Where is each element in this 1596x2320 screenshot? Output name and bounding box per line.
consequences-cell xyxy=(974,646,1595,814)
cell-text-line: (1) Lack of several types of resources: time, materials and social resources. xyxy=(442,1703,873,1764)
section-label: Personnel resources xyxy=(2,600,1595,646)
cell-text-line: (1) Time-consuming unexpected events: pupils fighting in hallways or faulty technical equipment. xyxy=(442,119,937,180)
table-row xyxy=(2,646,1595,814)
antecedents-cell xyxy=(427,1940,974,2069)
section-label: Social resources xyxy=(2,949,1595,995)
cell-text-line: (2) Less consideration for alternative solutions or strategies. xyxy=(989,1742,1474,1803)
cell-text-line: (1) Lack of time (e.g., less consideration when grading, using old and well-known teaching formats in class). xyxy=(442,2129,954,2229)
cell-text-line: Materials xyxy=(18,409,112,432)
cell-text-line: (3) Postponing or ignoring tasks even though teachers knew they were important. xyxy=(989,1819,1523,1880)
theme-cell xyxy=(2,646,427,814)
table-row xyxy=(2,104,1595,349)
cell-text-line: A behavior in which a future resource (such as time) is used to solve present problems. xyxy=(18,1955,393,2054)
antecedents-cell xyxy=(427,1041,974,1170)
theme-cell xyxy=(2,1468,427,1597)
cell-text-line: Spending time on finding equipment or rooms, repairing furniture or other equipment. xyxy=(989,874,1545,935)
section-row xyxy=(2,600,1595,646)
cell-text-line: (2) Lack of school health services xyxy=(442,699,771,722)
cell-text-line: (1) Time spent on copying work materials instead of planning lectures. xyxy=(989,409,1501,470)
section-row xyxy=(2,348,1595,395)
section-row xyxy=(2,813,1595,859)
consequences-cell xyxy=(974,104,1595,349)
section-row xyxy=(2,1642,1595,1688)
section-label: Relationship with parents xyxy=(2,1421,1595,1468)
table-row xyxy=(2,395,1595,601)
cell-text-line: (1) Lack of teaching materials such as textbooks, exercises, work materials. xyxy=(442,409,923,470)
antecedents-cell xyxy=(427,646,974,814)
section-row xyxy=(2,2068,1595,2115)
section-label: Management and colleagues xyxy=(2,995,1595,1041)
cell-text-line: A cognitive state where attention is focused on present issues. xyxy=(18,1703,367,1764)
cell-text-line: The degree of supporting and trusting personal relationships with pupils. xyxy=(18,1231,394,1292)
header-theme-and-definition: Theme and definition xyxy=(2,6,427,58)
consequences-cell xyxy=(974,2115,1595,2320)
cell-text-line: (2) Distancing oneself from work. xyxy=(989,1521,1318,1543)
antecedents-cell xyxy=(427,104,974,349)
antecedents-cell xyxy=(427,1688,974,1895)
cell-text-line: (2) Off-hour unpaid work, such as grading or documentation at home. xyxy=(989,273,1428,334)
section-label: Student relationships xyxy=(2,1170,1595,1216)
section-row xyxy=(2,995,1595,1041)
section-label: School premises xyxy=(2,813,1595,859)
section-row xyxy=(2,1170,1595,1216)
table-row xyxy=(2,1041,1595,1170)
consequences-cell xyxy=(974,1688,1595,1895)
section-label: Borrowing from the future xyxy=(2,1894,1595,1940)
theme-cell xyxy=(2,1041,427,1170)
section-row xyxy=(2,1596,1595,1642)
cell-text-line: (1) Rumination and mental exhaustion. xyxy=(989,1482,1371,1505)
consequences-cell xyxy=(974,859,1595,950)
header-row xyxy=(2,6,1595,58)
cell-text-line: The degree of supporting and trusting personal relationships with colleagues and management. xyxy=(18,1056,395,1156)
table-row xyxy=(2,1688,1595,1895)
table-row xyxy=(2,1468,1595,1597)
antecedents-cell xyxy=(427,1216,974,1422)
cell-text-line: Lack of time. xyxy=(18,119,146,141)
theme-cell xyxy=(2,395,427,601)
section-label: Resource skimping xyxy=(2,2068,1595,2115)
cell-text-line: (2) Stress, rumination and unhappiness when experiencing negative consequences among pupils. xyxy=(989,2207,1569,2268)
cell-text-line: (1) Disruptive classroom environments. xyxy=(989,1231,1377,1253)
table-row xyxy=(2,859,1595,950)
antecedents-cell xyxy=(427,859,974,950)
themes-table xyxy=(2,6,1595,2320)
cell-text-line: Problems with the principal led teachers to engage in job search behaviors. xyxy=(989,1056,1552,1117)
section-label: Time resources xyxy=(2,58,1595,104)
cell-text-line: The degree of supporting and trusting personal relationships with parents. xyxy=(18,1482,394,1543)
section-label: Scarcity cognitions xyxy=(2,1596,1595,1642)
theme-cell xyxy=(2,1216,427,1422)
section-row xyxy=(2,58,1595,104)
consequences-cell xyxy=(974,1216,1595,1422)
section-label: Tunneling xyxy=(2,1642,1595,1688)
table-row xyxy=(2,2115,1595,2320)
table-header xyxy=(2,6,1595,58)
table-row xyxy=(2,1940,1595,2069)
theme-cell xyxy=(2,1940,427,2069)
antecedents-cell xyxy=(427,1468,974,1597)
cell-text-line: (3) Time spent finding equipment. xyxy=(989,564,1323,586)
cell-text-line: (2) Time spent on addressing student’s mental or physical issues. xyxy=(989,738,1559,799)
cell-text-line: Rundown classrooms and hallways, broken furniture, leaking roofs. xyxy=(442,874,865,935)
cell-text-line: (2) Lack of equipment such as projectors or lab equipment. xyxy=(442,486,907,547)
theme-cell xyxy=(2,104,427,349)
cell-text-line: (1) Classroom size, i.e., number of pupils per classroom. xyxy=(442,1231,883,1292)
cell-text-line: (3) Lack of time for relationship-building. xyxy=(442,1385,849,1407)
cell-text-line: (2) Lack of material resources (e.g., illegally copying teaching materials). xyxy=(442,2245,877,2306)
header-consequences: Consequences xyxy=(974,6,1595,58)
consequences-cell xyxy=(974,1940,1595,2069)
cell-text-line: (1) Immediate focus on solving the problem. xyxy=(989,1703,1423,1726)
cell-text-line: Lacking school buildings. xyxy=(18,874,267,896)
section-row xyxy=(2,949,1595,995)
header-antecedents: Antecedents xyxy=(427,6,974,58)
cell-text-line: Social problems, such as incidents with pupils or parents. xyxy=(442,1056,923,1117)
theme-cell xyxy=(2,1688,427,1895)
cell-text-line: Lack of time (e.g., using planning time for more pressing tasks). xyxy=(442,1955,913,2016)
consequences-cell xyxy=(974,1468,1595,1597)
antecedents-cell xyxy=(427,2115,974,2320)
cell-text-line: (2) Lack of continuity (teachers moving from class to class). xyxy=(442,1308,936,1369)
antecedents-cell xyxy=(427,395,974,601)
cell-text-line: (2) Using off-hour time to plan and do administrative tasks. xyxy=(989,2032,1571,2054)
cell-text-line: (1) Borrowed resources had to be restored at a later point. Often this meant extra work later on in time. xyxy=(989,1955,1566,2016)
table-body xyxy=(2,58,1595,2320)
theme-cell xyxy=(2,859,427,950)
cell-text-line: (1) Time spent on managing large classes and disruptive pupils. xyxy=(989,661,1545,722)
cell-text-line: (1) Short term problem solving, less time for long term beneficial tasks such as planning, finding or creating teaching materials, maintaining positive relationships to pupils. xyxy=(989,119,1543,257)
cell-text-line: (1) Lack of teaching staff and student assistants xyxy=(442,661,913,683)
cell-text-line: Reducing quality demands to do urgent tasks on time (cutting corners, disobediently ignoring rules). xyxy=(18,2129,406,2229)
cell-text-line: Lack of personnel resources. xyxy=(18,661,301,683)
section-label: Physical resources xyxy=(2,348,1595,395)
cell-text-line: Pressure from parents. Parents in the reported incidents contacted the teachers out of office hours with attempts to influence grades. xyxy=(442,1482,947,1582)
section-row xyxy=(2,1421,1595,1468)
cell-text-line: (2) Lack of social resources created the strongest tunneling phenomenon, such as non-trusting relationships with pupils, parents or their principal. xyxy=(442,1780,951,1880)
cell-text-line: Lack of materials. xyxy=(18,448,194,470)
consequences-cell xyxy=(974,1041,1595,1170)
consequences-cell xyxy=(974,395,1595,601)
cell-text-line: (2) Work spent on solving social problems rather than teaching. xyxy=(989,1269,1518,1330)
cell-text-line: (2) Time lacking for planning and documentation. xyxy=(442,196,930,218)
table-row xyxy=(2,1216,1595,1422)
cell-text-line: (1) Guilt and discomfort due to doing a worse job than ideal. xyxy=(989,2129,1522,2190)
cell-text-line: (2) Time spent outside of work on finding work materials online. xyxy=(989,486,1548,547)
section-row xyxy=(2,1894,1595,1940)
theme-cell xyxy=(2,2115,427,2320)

→ TASK TO CARRY OUT: Copy out the data word for word, from its first line through the line containing "cell-text-line: (1) Time-consuming", with both of those lines included.

→ SOLUTION BELOW:
Where is each element in this 1596x2320 screenshot? Output name and bounding box per line.
consequences-cell xyxy=(974,646,1595,814)
cell-text-line: (1) Lack of several types of resources: time, materials and social resources. xyxy=(442,1703,873,1764)
section-label: Personnel resources xyxy=(2,600,1595,646)
cell-text-line: (1) Time-consuming unexpected events: pupils fighting in hallways or faulty technical equipment. xyxy=(442,119,937,180)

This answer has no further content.